### TASK BRIEF
Reproduce verbatim the part of the records that opens with their first line and closes with the line containing "search-icon[interactable]: 🔍: [844, 43, 863, 62]", including both of those lines.

(Coordinate annotation records)
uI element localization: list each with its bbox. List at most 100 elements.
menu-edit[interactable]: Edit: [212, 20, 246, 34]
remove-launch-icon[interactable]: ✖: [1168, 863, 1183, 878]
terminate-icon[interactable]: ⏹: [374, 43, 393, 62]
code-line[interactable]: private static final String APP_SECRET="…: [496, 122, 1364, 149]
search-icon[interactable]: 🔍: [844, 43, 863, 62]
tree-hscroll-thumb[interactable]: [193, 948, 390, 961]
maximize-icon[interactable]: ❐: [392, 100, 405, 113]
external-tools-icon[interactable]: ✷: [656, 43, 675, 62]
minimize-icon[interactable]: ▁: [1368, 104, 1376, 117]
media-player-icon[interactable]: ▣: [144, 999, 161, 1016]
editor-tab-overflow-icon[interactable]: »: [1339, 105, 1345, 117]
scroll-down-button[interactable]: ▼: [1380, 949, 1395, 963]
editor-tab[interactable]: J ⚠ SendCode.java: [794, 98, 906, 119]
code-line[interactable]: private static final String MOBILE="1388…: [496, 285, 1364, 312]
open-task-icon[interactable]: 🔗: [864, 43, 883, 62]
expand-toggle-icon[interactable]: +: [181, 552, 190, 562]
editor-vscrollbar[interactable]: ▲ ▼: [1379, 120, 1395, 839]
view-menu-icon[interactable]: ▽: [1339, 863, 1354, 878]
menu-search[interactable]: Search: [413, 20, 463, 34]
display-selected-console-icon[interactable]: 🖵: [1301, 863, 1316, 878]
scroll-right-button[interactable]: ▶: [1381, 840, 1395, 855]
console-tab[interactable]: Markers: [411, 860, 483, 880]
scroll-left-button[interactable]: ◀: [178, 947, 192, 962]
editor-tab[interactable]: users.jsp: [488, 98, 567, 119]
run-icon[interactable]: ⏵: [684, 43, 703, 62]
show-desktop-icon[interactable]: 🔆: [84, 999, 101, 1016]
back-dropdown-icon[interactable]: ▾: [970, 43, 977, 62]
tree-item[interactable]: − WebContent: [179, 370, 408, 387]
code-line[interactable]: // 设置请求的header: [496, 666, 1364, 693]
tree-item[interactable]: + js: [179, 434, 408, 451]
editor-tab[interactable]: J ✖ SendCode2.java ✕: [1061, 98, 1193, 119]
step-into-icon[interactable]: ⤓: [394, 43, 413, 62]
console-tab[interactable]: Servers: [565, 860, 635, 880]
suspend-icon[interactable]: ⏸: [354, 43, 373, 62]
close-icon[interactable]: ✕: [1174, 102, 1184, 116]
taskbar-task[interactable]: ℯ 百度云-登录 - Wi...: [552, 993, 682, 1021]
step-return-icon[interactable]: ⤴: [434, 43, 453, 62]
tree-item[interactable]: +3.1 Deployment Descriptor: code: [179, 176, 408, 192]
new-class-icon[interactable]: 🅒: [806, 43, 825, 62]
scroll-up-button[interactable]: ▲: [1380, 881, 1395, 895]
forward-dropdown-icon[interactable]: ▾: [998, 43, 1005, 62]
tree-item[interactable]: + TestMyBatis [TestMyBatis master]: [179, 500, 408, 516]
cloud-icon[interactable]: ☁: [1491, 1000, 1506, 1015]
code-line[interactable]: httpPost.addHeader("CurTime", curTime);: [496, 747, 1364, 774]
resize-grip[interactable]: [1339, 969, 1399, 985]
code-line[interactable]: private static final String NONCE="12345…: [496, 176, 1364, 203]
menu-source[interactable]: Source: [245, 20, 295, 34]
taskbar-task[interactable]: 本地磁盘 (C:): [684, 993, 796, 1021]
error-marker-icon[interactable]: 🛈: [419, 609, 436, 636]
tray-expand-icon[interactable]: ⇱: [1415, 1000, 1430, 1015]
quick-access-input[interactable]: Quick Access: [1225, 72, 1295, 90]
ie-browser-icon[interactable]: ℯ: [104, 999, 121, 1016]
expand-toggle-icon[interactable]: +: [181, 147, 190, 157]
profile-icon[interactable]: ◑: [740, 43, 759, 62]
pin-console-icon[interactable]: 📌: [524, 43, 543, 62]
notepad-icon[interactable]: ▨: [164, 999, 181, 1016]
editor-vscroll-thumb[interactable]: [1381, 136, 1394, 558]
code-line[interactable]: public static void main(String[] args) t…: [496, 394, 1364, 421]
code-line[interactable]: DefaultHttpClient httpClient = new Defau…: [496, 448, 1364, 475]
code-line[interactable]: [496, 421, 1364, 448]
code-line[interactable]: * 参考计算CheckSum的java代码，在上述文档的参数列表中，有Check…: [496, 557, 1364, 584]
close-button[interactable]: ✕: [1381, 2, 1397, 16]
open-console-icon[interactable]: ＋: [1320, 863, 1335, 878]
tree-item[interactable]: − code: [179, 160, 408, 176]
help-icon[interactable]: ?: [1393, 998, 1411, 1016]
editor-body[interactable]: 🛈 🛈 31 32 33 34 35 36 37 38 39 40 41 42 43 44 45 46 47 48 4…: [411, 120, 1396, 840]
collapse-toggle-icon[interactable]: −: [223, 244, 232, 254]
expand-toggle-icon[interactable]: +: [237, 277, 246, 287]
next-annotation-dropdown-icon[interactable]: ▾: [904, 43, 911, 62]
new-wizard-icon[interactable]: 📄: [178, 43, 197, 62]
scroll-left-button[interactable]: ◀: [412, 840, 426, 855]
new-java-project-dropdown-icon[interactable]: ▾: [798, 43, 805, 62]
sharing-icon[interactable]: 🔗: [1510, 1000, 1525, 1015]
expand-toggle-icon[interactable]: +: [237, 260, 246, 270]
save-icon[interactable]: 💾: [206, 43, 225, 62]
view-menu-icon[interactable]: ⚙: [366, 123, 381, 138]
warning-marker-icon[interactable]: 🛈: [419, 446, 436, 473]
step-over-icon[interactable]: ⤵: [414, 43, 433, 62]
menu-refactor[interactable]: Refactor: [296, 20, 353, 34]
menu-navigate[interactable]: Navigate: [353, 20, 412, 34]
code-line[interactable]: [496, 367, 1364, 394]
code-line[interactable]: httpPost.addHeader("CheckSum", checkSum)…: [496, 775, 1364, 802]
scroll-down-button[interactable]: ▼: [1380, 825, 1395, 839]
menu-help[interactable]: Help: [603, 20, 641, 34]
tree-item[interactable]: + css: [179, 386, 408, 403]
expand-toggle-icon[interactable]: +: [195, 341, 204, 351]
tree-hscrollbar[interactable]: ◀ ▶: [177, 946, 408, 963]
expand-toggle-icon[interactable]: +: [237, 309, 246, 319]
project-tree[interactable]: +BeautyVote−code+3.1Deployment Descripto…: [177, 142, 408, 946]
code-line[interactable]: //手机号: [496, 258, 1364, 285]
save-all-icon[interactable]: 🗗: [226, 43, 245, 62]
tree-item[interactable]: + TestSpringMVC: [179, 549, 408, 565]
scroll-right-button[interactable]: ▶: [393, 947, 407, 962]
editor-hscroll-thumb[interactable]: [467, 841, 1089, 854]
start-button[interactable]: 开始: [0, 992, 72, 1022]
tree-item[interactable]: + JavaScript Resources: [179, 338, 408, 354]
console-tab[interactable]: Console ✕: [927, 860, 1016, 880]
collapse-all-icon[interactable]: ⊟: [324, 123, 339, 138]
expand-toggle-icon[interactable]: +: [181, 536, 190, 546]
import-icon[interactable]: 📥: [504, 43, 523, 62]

### RESULT OF THIS EXERCISE
uI element localization: list each with its bbox. List at most 100 elements.
menu-edit[interactable]: Edit: [212, 20, 246, 34]
remove-launch-icon[interactable]: ✖: [1168, 863, 1183, 878]
terminate-icon[interactable]: ⏹: [374, 43, 393, 62]
code-line[interactable]: private static final String APP_SECRET="…: [496, 122, 1364, 149]
search-icon[interactable]: 🔍: [844, 43, 863, 62]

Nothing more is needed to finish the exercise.